» REQUIRED WORK
Leave out the pictures and copy everything else in the entries exactly.

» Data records
-------------------------
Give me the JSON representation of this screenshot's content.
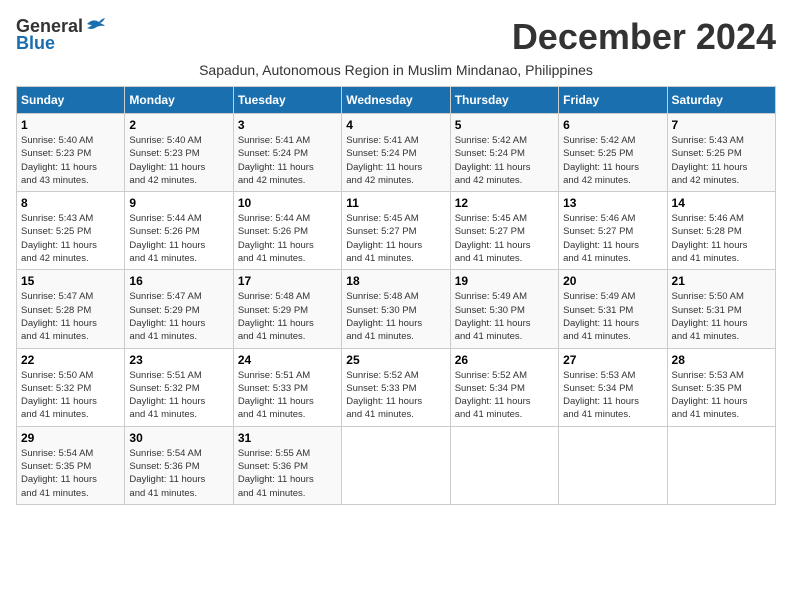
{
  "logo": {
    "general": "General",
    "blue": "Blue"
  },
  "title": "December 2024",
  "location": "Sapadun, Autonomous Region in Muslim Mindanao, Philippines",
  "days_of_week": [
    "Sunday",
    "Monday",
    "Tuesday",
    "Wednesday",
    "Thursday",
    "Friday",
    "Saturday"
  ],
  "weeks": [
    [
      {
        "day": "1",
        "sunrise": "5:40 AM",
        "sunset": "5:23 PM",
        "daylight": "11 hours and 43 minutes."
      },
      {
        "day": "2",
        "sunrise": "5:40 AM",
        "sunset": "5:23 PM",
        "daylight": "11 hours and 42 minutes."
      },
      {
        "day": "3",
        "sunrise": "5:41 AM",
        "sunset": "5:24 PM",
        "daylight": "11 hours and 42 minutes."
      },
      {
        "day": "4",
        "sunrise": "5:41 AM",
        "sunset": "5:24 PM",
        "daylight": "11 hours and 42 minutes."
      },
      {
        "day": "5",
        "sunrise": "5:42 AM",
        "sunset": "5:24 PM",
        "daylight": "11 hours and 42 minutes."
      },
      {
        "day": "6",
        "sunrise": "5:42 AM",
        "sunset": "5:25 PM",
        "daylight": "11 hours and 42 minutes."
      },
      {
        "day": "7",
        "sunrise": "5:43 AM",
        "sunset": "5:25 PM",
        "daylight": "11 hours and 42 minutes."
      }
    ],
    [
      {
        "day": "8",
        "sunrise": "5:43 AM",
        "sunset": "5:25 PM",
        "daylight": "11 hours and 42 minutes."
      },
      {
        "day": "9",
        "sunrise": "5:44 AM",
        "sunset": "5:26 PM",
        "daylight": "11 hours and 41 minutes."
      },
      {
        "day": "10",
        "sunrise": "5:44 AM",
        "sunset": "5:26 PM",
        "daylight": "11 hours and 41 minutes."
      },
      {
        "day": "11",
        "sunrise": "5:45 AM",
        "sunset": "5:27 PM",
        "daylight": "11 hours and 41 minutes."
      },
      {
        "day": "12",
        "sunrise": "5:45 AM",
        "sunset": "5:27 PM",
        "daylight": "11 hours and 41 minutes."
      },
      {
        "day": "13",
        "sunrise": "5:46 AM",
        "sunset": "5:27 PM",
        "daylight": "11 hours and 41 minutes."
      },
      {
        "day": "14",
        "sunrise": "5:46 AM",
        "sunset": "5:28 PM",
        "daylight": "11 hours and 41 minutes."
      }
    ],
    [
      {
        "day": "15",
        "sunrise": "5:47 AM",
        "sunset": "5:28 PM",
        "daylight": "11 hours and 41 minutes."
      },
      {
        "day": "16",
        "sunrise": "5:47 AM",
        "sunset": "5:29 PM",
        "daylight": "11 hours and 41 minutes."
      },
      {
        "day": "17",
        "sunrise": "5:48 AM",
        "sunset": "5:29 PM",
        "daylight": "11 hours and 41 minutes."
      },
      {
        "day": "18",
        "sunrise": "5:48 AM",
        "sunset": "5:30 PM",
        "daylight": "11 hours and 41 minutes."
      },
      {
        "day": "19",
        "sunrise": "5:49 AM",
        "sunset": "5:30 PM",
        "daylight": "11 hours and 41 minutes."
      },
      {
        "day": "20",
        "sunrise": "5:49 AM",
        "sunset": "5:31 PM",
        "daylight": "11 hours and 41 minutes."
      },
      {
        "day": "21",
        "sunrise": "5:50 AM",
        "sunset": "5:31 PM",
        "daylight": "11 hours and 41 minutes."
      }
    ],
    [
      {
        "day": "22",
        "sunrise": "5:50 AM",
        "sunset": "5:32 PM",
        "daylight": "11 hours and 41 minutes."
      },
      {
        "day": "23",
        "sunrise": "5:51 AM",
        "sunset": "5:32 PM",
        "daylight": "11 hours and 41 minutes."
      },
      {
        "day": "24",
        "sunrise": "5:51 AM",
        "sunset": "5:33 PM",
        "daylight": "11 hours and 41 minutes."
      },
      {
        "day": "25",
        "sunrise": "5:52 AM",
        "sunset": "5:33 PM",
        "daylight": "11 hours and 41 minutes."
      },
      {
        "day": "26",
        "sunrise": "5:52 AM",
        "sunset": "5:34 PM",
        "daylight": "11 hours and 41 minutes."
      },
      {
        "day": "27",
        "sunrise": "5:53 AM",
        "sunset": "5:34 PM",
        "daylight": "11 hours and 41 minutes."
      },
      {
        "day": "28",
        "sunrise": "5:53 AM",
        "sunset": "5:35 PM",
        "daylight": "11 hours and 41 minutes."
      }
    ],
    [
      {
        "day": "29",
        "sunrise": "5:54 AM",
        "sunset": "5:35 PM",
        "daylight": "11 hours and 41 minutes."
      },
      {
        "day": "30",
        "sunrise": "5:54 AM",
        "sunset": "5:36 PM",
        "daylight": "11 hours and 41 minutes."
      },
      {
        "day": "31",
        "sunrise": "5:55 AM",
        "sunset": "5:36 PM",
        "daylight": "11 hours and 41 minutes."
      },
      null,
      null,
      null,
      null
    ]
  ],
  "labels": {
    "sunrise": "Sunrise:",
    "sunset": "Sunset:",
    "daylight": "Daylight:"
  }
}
-------------------------
» EXERCISE SOLUTION
Give me the JSON representation of this screenshot's content.
{
  "logo": {
    "general": "General",
    "blue": "Blue"
  },
  "title": "December 2024",
  "location": "Sapadun, Autonomous Region in Muslim Mindanao, Philippines",
  "days_of_week": [
    "Sunday",
    "Monday",
    "Tuesday",
    "Wednesday",
    "Thursday",
    "Friday",
    "Saturday"
  ],
  "weeks": [
    [
      {
        "day": "1",
        "sunrise": "5:40 AM",
        "sunset": "5:23 PM",
        "daylight": "11 hours and 43 minutes."
      },
      {
        "day": "2",
        "sunrise": "5:40 AM",
        "sunset": "5:23 PM",
        "daylight": "11 hours and 42 minutes."
      },
      {
        "day": "3",
        "sunrise": "5:41 AM",
        "sunset": "5:24 PM",
        "daylight": "11 hours and 42 minutes."
      },
      {
        "day": "4",
        "sunrise": "5:41 AM",
        "sunset": "5:24 PM",
        "daylight": "11 hours and 42 minutes."
      },
      {
        "day": "5",
        "sunrise": "5:42 AM",
        "sunset": "5:24 PM",
        "daylight": "11 hours and 42 minutes."
      },
      {
        "day": "6",
        "sunrise": "5:42 AM",
        "sunset": "5:25 PM",
        "daylight": "11 hours and 42 minutes."
      },
      {
        "day": "7",
        "sunrise": "5:43 AM",
        "sunset": "5:25 PM",
        "daylight": "11 hours and 42 minutes."
      }
    ],
    [
      {
        "day": "8",
        "sunrise": "5:43 AM",
        "sunset": "5:25 PM",
        "daylight": "11 hours and 42 minutes."
      },
      {
        "day": "9",
        "sunrise": "5:44 AM",
        "sunset": "5:26 PM",
        "daylight": "11 hours and 41 minutes."
      },
      {
        "day": "10",
        "sunrise": "5:44 AM",
        "sunset": "5:26 PM",
        "daylight": "11 hours and 41 minutes."
      },
      {
        "day": "11",
        "sunrise": "5:45 AM",
        "sunset": "5:27 PM",
        "daylight": "11 hours and 41 minutes."
      },
      {
        "day": "12",
        "sunrise": "5:45 AM",
        "sunset": "5:27 PM",
        "daylight": "11 hours and 41 minutes."
      },
      {
        "day": "13",
        "sunrise": "5:46 AM",
        "sunset": "5:27 PM",
        "daylight": "11 hours and 41 minutes."
      },
      {
        "day": "14",
        "sunrise": "5:46 AM",
        "sunset": "5:28 PM",
        "daylight": "11 hours and 41 minutes."
      }
    ],
    [
      {
        "day": "15",
        "sunrise": "5:47 AM",
        "sunset": "5:28 PM",
        "daylight": "11 hours and 41 minutes."
      },
      {
        "day": "16",
        "sunrise": "5:47 AM",
        "sunset": "5:29 PM",
        "daylight": "11 hours and 41 minutes."
      },
      {
        "day": "17",
        "sunrise": "5:48 AM",
        "sunset": "5:29 PM",
        "daylight": "11 hours and 41 minutes."
      },
      {
        "day": "18",
        "sunrise": "5:48 AM",
        "sunset": "5:30 PM",
        "daylight": "11 hours and 41 minutes."
      },
      {
        "day": "19",
        "sunrise": "5:49 AM",
        "sunset": "5:30 PM",
        "daylight": "11 hours and 41 minutes."
      },
      {
        "day": "20",
        "sunrise": "5:49 AM",
        "sunset": "5:31 PM",
        "daylight": "11 hours and 41 minutes."
      },
      {
        "day": "21",
        "sunrise": "5:50 AM",
        "sunset": "5:31 PM",
        "daylight": "11 hours and 41 minutes."
      }
    ],
    [
      {
        "day": "22",
        "sunrise": "5:50 AM",
        "sunset": "5:32 PM",
        "daylight": "11 hours and 41 minutes."
      },
      {
        "day": "23",
        "sunrise": "5:51 AM",
        "sunset": "5:32 PM",
        "daylight": "11 hours and 41 minutes."
      },
      {
        "day": "24",
        "sunrise": "5:51 AM",
        "sunset": "5:33 PM",
        "daylight": "11 hours and 41 minutes."
      },
      {
        "day": "25",
        "sunrise": "5:52 AM",
        "sunset": "5:33 PM",
        "daylight": "11 hours and 41 minutes."
      },
      {
        "day": "26",
        "sunrise": "5:52 AM",
        "sunset": "5:34 PM",
        "daylight": "11 hours and 41 minutes."
      },
      {
        "day": "27",
        "sunrise": "5:53 AM",
        "sunset": "5:34 PM",
        "daylight": "11 hours and 41 minutes."
      },
      {
        "day": "28",
        "sunrise": "5:53 AM",
        "sunset": "5:35 PM",
        "daylight": "11 hours and 41 minutes."
      }
    ],
    [
      {
        "day": "29",
        "sunrise": "5:54 AM",
        "sunset": "5:35 PM",
        "daylight": "11 hours and 41 minutes."
      },
      {
        "day": "30",
        "sunrise": "5:54 AM",
        "sunset": "5:36 PM",
        "daylight": "11 hours and 41 minutes."
      },
      {
        "day": "31",
        "sunrise": "5:55 AM",
        "sunset": "5:36 PM",
        "daylight": "11 hours and 41 minutes."
      },
      null,
      null,
      null,
      null
    ]
  ],
  "labels": {
    "sunrise": "Sunrise:",
    "sunset": "Sunset:",
    "daylight": "Daylight:"
  }
}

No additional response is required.